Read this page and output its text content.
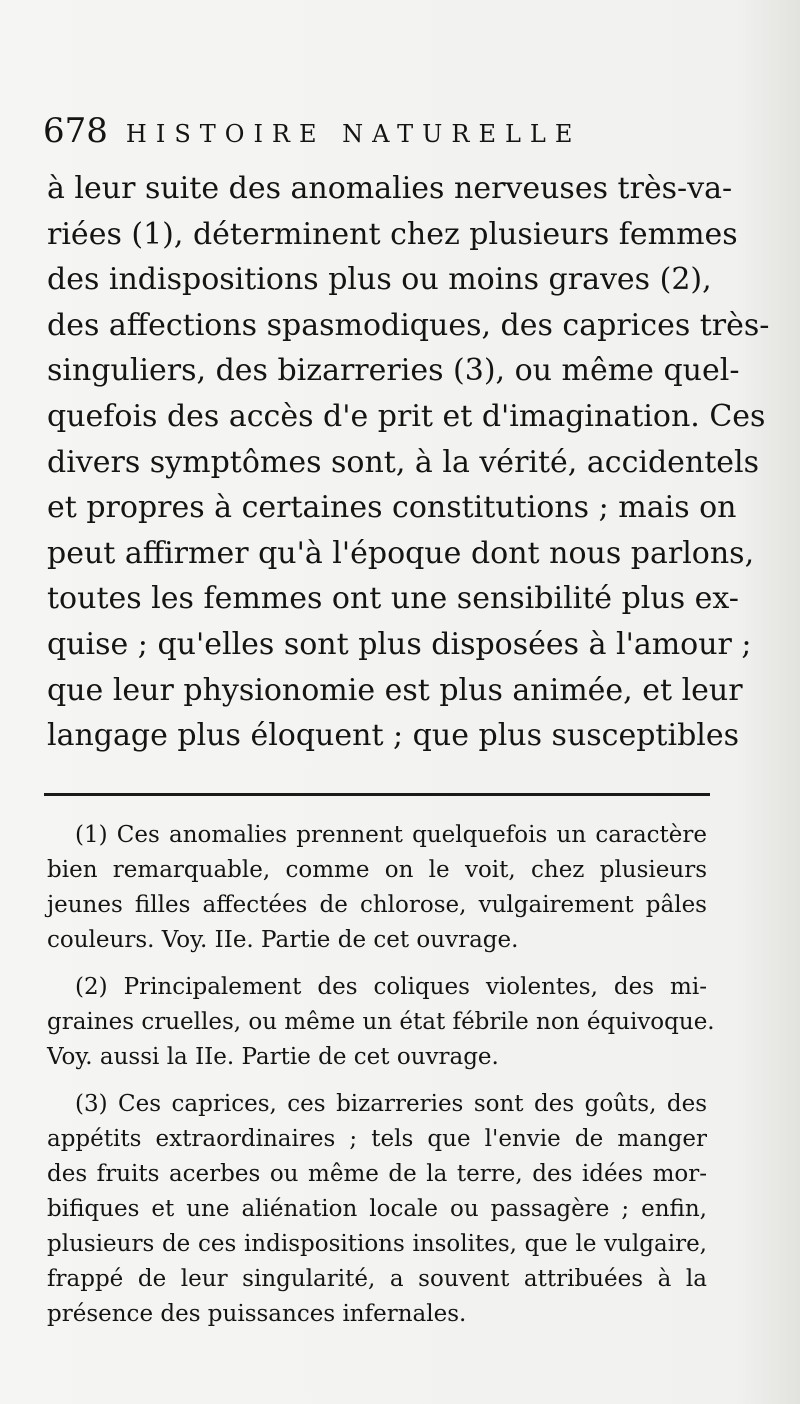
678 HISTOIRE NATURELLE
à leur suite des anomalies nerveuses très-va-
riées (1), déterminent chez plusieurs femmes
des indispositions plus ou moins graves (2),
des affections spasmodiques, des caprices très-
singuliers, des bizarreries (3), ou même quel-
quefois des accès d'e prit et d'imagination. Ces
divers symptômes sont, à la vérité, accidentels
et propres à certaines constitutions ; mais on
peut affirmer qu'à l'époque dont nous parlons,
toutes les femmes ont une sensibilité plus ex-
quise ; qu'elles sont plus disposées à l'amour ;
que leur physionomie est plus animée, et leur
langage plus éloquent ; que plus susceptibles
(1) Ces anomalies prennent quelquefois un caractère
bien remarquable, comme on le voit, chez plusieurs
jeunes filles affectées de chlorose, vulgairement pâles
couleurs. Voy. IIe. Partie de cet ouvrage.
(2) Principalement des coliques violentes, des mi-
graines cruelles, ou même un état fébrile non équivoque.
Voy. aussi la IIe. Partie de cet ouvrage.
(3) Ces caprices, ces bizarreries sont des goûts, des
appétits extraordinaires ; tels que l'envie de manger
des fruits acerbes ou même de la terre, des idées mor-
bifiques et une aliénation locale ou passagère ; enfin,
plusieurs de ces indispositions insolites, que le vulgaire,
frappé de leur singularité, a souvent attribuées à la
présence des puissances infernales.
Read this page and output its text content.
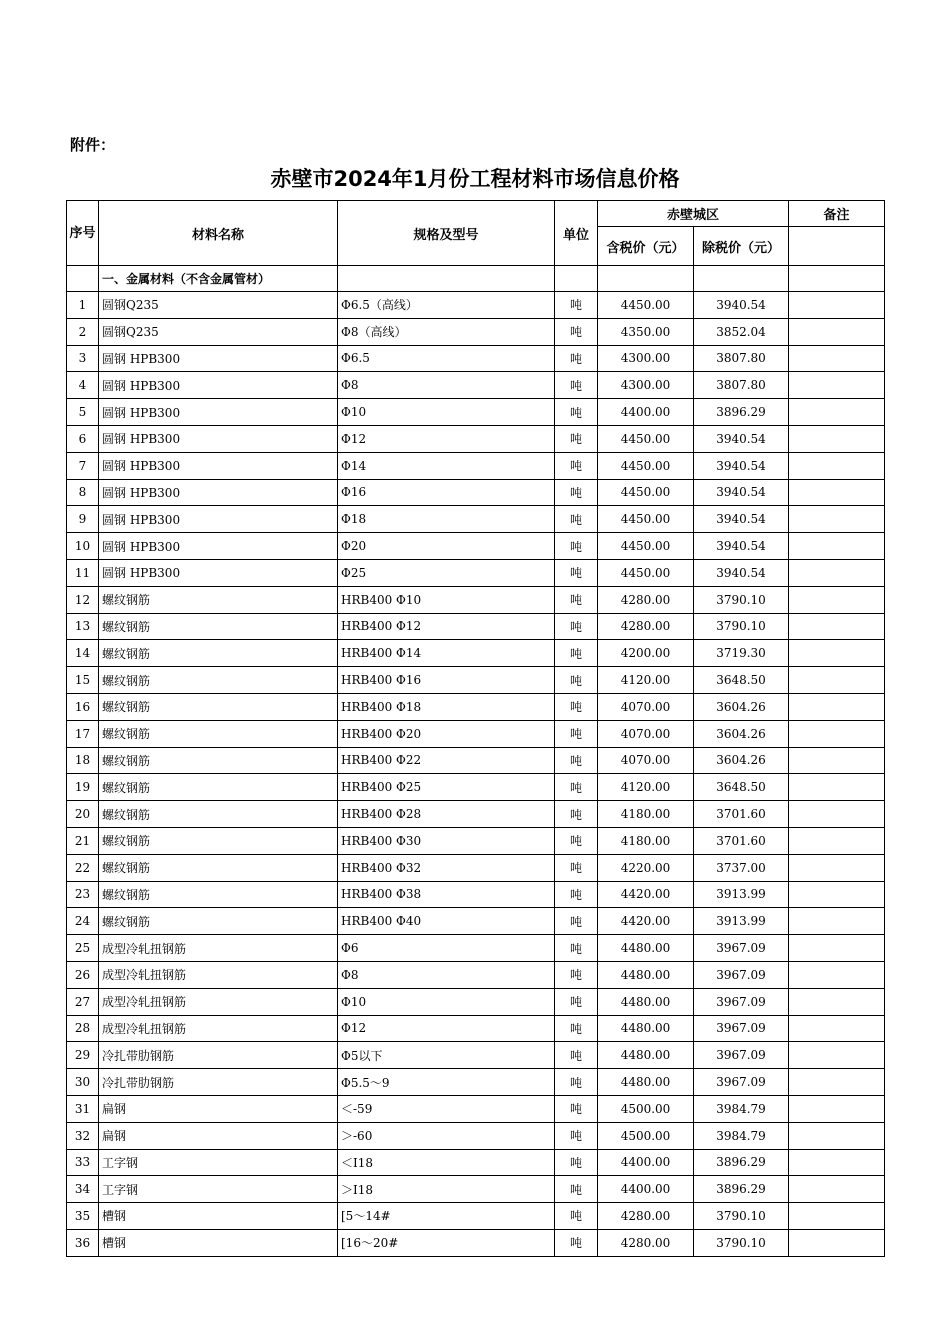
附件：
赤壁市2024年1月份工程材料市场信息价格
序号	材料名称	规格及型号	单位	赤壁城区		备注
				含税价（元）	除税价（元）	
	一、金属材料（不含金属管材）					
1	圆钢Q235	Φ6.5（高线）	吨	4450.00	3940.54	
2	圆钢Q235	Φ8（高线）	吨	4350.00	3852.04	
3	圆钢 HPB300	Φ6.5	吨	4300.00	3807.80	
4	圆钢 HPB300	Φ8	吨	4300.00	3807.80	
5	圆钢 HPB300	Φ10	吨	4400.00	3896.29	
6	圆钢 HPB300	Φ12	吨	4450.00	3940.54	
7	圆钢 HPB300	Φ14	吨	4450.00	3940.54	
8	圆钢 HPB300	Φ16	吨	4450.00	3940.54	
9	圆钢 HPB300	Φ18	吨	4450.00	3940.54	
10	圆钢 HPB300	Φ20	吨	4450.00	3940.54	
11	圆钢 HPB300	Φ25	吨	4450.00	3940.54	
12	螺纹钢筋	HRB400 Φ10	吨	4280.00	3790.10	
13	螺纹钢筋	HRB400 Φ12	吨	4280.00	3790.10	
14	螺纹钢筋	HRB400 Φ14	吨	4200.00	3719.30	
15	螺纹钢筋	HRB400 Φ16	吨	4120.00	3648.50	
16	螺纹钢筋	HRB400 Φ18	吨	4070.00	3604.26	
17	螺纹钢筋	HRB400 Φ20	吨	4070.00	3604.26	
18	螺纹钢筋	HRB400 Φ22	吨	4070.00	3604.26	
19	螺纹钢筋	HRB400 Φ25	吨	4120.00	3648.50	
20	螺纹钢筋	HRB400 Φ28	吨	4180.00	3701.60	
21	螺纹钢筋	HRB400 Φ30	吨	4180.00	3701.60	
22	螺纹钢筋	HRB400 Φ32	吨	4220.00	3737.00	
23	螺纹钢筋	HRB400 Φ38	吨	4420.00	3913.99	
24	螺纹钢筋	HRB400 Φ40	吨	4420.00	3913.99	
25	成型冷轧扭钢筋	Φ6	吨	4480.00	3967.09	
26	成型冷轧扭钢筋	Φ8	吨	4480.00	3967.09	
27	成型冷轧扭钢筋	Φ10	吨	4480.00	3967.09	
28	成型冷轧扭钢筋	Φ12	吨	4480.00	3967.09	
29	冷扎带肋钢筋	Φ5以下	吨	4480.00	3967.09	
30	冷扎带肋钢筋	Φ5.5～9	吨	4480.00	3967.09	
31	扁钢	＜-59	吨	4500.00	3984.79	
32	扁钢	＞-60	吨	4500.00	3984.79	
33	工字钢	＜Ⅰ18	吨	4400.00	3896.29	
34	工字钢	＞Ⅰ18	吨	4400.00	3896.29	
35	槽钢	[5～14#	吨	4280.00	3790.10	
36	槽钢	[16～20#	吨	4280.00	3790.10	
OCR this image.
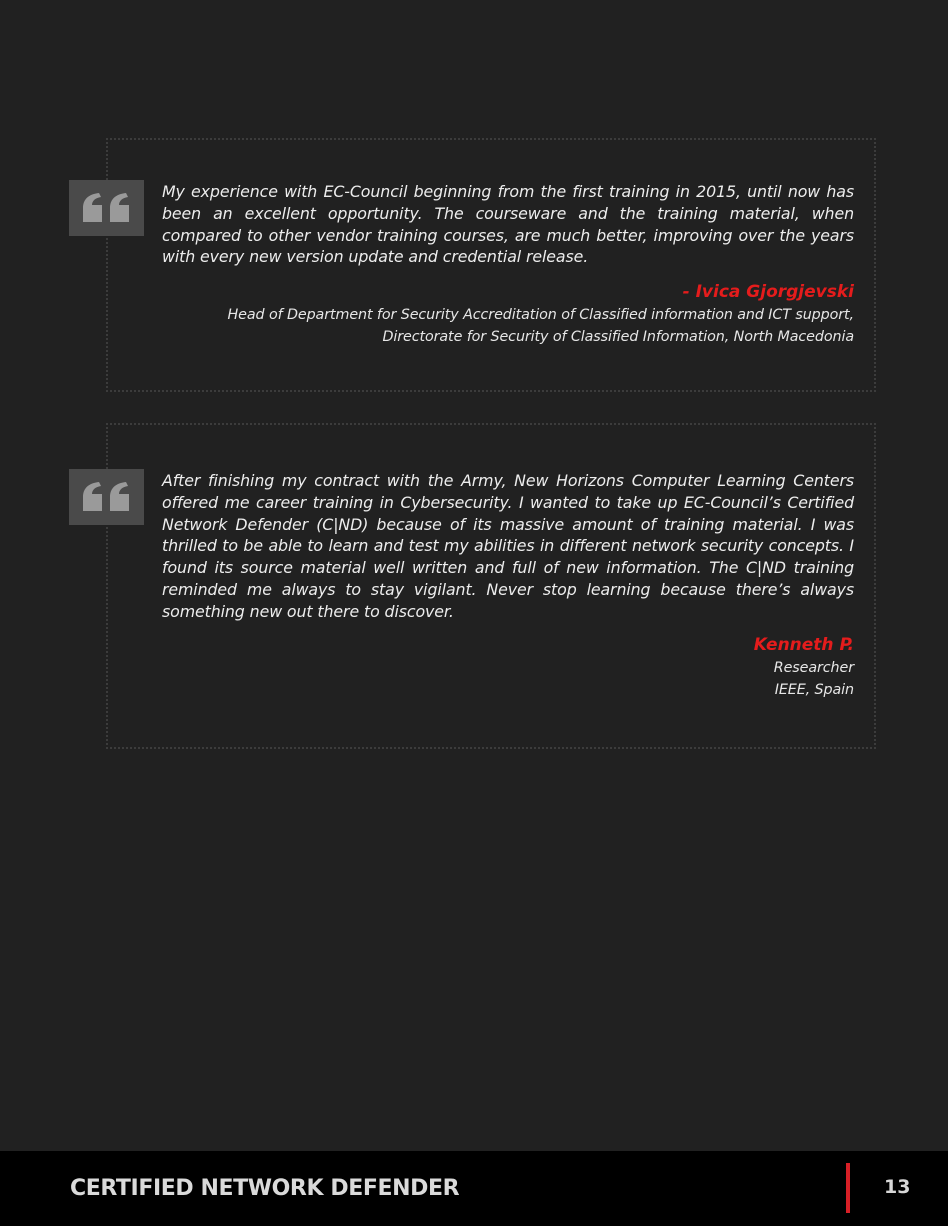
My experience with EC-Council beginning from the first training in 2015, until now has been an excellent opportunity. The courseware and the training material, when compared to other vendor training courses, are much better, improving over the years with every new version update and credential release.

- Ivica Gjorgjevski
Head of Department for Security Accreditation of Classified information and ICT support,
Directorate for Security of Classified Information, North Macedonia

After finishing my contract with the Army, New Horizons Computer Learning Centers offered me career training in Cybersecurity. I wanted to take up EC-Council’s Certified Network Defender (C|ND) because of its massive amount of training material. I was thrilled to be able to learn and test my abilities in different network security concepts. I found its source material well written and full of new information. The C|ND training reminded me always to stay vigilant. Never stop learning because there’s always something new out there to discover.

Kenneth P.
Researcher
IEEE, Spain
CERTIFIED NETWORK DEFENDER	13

* [Written task]
Exact duplication of all the records is required; pictures are omitted from the copy.

* [Right answer]
Read this page and output its text content.
678 HISTOIRE NATURELLE
à leur suite des anomalies nerveuses très-va-
riées (1), déterminent chez plusieurs femmes
des indispositions plus ou moins graves (2),
des affections spasmodiques, des caprices très-
singuliers, des bizarreries (3), ou même quel-
quefois des accès d'e prit et d'imagination. Ces
divers symptômes sont, à la vérité, accidentels
et propres à certaines constitutions ; mais on
peut affirmer qu'à l'époque dont nous parlons,
toutes les femmes ont une sensibilité plus ex-
quise ; qu'elles sont plus disposées à l'amour ;
que leur physionomie est plus animée, et leur
langage plus éloquent ; que plus susceptibles
(1) Ces anomalies prennent quelquefois un caractère
bien remarquable, comme on le voit, chez plusieurs
jeunes filles affectées de chlorose, vulgairement pâles
couleurs. Voy. IIe. Partie de cet ouvrage.
(2) Principalement des coliques violentes, des mi-
graines cruelles, ou même un état fébrile non équivoque.
Voy. aussi la IIe. Partie de cet ouvrage.
(3) Ces caprices, ces bizarreries sont des goûts, des
appétits extraordinaires ; tels que l'envie de manger
des fruits acerbes ou même de la terre, des idées mor-
bifiques et une aliénation locale ou passagère ; enfin,
plusieurs de ces indispositions insolites, que le vulgaire,
frappé de leur singularité, a souvent attribuées à la
présence des puissances infernales.
Read this page and output its text content.
附件：
赤壁市2024年1月份工程材料市场信息价格
序号	材料名称	规格及型号	单位	赤壁城区		备注
				含税价（元）	除税价（元）	
	一、金属材料（不含金属管材）					
1	圆钢Q235	Φ6.5（高线）	吨	4450.00	3940.54	
2	圆钢Q235	Φ8（高线）	吨	4350.00	3852.04	
3	圆钢 HPB300	Φ6.5	吨	4300.00	3807.80	
4	圆钢 HPB300	Φ8	吨	4300.00	3807.80	
5	圆钢 HPB300	Φ10	吨	4400.00	3896.29	
6	圆钢 HPB300	Φ12	吨	4450.00	3940.54	
7	圆钢 HPB300	Φ14	吨	4450.00	3940.54	
8	圆钢 HPB300	Φ16	吨	4450.00	3940.54	
9	圆钢 HPB300	Φ18	吨	4450.00	3940.54	
10	圆钢 HPB300	Φ20	吨	4450.00	3940.54	
11	圆钢 HPB300	Φ25	吨	4450.00	3940.54	
12	螺纹钢筋	HRB400 Φ10	吨	4280.00	3790.10	
13	螺纹钢筋	HRB400 Φ12	吨	4280.00	3790.10	
14	螺纹钢筋	HRB400 Φ14	吨	4200.00	3719.30	
15	螺纹钢筋	HRB400 Φ16	吨	4120.00	3648.50	
16	螺纹钢筋	HRB400 Φ18	吨	4070.00	3604.26	
17	螺纹钢筋	HRB400 Φ20	吨	4070.00	3604.26	
18	螺纹钢筋	HRB400 Φ22	吨	4070.00	3604.26	
19	螺纹钢筋	HRB400 Φ25	吨	4120.00	3648.50	
20	螺纹钢筋	HRB400 Φ28	吨	4180.00	3701.60	
21	螺纹钢筋	HRB400 Φ30	吨	4180.00	3701.60	
22	螺纹钢筋	HRB400 Φ32	吨	4220.00	3737.00	
23	螺纹钢筋	HRB400 Φ38	吨	4420.00	3913.99	
24	螺纹钢筋	HRB400 Φ40	吨	4420.00	3913.99	
25	成型冷轧扭钢筋	Φ6	吨	4480.00	3967.09	
26	成型冷轧扭钢筋	Φ8	吨	4480.00	3967.09	
27	成型冷轧扭钢筋	Φ10	吨	4480.00	3967.09	
28	成型冷轧扭钢筋	Φ12	吨	4480.00	3967.09	
29	冷扎带肋钢筋	Φ5以下	吨	4480.00	3967.09	
30	冷扎带肋钢筋	Φ5.5～9	吨	4480.00	3967.09	
31	扁钢	＜-59	吨	4500.00	3984.79	
32	扁钢	＞-60	吨	4500.00	3984.79	
33	工字钢	＜Ⅰ18	吨	4400.00	3896.29	
34	工字钢	＞Ⅰ18	吨	4400.00	3896.29	
35	槽钢	[5～14#	吨	4280.00	3790.10	
36	槽钢	[16～20#	吨	4280.00	3790.10	
OCR this image.
My experience with EC-Council beginning from the first training in 2015, until now has been an excellent opportunity. The courseware and the training material, when compared to other vendor training courses, are much better, improving over the years with every new version update and credential release.

- Ivica Gjorgjevski
Head of Department for Security Accreditation of Classified information and ICT support,
Directorate for Security of Classified Information, North Macedonia

After finishing my contract with the Army, New Horizons Computer Learning Centers offered me career training in Cybersecurity. I wanted to take up EC-Council’s Certified Network Defender (C|ND) because of its massive amount of training material. I was thrilled to be able to learn and test my abilities in different network security concepts. I found its source material well written and full of new information. The C|ND training reminded me always to stay vigilant. Never stop learning because there’s always something new out there to discover.

Kenneth P.
Researcher
IEEE, Spain
CERTIFIED NETWORK DEFENDER	13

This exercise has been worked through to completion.